*WORK TO DO*
What follows is a listing; give it again exactly, in its entirety.

*RECORDS TO USE*
-- Begin --

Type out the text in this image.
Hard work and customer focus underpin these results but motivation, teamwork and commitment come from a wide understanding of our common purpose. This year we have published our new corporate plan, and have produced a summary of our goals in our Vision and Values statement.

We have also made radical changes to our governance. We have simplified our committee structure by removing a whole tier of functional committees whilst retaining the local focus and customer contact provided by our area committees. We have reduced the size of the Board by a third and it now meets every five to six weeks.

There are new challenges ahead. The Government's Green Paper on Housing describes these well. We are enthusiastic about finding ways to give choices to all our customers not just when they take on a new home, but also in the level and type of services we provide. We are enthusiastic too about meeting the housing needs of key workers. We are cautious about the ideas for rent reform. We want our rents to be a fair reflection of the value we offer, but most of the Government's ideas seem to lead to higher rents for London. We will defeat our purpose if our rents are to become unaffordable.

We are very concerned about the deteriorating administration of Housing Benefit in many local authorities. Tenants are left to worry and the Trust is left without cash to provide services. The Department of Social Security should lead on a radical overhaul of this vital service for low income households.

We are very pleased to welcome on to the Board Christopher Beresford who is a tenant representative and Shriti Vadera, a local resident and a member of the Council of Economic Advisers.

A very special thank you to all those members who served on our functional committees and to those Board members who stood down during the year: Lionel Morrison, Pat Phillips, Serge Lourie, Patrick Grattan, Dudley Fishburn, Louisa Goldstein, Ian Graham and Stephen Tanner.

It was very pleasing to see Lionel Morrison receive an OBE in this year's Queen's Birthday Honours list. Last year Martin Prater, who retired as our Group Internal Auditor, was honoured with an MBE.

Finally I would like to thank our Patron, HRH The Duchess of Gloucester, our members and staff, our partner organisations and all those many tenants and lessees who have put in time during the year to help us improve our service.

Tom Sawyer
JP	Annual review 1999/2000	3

-- End --

*OUTPUT FOR THIS EXERCISE*
Type out the text in this image.
Hard work and customer focus underpin these results but motivation, teamwork and commitment come from a wide understanding of our common purpose. This year we have published our new corporate plan, and have produced a summary of our goals in our Vision and Values statement.

We have also made radical changes to our governance. We have simplified our committee structure by removing a whole tier of functional committees whilst retaining the local focus and customer contact provided by our area committees. We have reduced the size of the Board by a third and it now meets every five to six weeks.

There are new challenges ahead. The Government's Green Paper on Housing describes these well. We are enthusiastic about finding ways to give choices to all our customers not just when they take on a new home, but also in the level and type of services we provide. We are enthusiastic too about meeting the housing needs of key workers. We are cautious about the ideas for rent reform. We want our rents to be a fair reflection of the value we offer, but most of the Government's ideas seem to lead to higher rents for London. We will defeat our purpose if our rents are to become unaffordable.

We are very concerned about the deteriorating administration of Housing Benefit in many local authorities. Tenants are left to worry and the Trust is left without cash to provide services. The Department of Social Security should lead on a radical overhaul of this vital service for low income households.

We are very pleased to welcome on to the Board Christopher Beresford who is a tenant representative and Shriti Vadera, a local resident and a member of the Council of Economic Advisers.

A very special thank you to all those members who served on our functional committees and to those Board members who stood down during the year: Lionel Morrison, Pat Phillips, Serge Lourie, Patrick Grattan, Dudley Fishburn, Louisa Goldstein, Ian Graham and Stephen Tanner.

It was very pleasing to see Lionel Morrison receive an OBE in this year's Queen's Birthday Honours list. Last year Martin Prater, who retired as our Group Internal Auditor, was honoured with an MBE.

Finally I would like to thank our Patron, HRH The Duchess of Gloucester, our members and staff, our partner organisations and all those many tenants and lessees who have put in time during the year to help us improve our service.

Tom Sawyer
JP	Annual review 1999/2000	3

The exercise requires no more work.